> **YOUR OBJECTIVE**
Rewrite the passage on the iBio stockholder meeting from "On June 30, 2022, iBio, Inc." up to and including "June 14, 2022.", changing "stockholders" to "shareholders".

* Start SELECTION *

On June 30, 2022, iBio, Inc. (the “Company”) held a special meeting of stockholders virtually at which the following actions were taken (the “Special Meeting”). The proposals below are described in detail in the Company’s definitive proxy statement for the Special Meeting dated May 24, 2022, as amended on May 26, 2022, and revised on June 14, 2022.
As previously described in the Proxy Statement, each share of preferred stock, $0.001 par value per share (the “Preferred Stock”) entitled the holder to 5,000,000 votes on Proposal 1 at the Special Meeting; provided, that, such votes were required to be counted by the Company in the same proportion as the aggregate shares of common stock, $0.001 par value per share (the “Common Stock”) that were voted on such proposal. Holders of Preferred Stock had no voting rights with regard to Proposal 2 and Proposal 3. Holders of the Company’s Common Stock were entitled to one vote per share on each proposal.

* End SELECTION *
* Start SOURCE MATERIAL *

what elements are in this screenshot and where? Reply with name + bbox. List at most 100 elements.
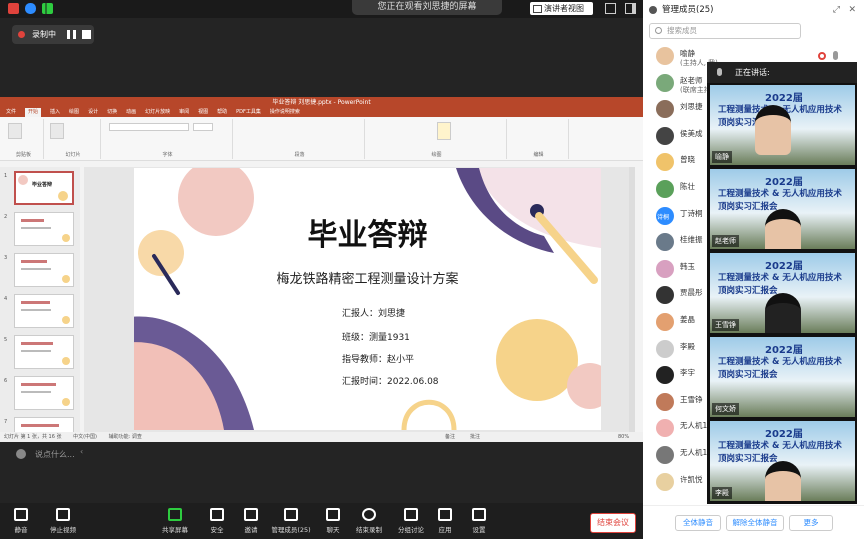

* End SOURCE MATERIAL *

> **EXERCISE RESULT**
On June 30, 2022, iBio, Inc. (the “Company”) held a special meeting of shareholders virtually at which the following actions were taken (the “Special Meeting”). The proposals below are described in detail in the Company’s definitive proxy statement for the Special Meeting dated May 24, 2022, as amended on May 26, 2022, and revised on June 14, 2022.